** START EXERCISE DATA **

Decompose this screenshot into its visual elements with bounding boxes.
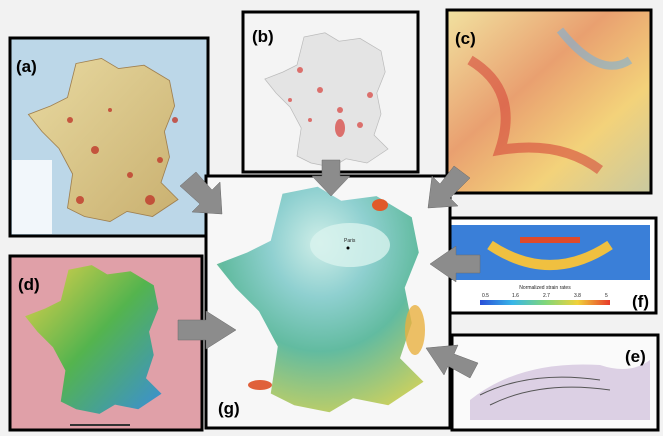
panel-label: (e) — [625, 347, 646, 366]
colorbar-tick: 0.5 — [482, 293, 489, 299]
arrows — [177, 159, 481, 379]
colorbar-tick: 1.6 — [512, 293, 519, 299]
colorbar-tick: 3.8 — [574, 293, 581, 299]
panel-d: (d) — [8, 254, 204, 432]
panel-label: (a) — [16, 57, 37, 76]
panel-g: Paris (g) — [204, 174, 452, 430]
panel-c: (c) — [445, 8, 653, 195]
panel-label: (b) — [252, 27, 274, 46]
panel-f: Normalized strain rates 0.5 1.6 2.7 3.8 … — [443, 216, 658, 315]
panel-label: (g) — [218, 399, 240, 418]
panel-e: (e) — [450, 333, 660, 432]
panel-a: (a) — [8, 36, 210, 238]
colorbar-tick: 5 — [605, 293, 608, 299]
panel-label: (f) — [632, 292, 649, 311]
city-label: Paris — [344, 238, 356, 244]
panel-label: (c) — [455, 29, 476, 48]
colorbar-title: Normalized strain rates — [519, 285, 571, 291]
panel-b: (b) — [241, 10, 420, 174]
colorbar-tick: 2.7 — [543, 293, 550, 299]
panel-label: (d) — [18, 275, 40, 294]
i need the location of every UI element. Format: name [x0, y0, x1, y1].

** END EXERCISE DATA **

WHAT YOU SHOULD DO:
Rewrite the listing with every occurrence of "panel-label" swapped for "subfigure-label", leaving everything else as it is. Omit the pictures from your answer.

ANSWER IN FULL:
Decompose this screenshot into its visual elements with bounding boxes.
subfigure-label: (e) — [625, 347, 646, 366]
colorbar-tick: 0.5 — [482, 293, 489, 299]
arrows — [177, 159, 481, 379]
colorbar-tick: 1.6 — [512, 293, 519, 299]
colorbar-tick: 3.8 — [574, 293, 581, 299]
panel-d: (d) — [8, 254, 204, 432]
subfigure-label: (a) — [16, 57, 37, 76]
panel-g: Paris (g) — [204, 174, 452, 430]
panel-c: (c) — [445, 8, 653, 195]
subfigure-label: (b) — [252, 27, 274, 46]
panel-f: Normalized strain rates 0.5 1.6 2.7 3.8 … — [443, 216, 658, 315]
subfigure-label: (g) — [218, 399, 240, 418]
panel-e: (e) — [450, 333, 660, 432]
panel-a: (a) — [8, 36, 210, 238]
colorbar-tick: 5 — [605, 293, 608, 299]
subfigure-label: (f) — [632, 292, 649, 311]
city-label: Paris — [344, 238, 356, 244]
subfigure-label: (c) — [455, 29, 476, 48]
colorbar-title: Normalized strain rates — [519, 285, 571, 291]
panel-b: (b) — [241, 10, 420, 174]
colorbar-tick: 2.7 — [543, 293, 550, 299]
subfigure-label: (d) — [18, 275, 40, 294]
i need the location of every UI element. Format: name [x0, y0, x1, y1].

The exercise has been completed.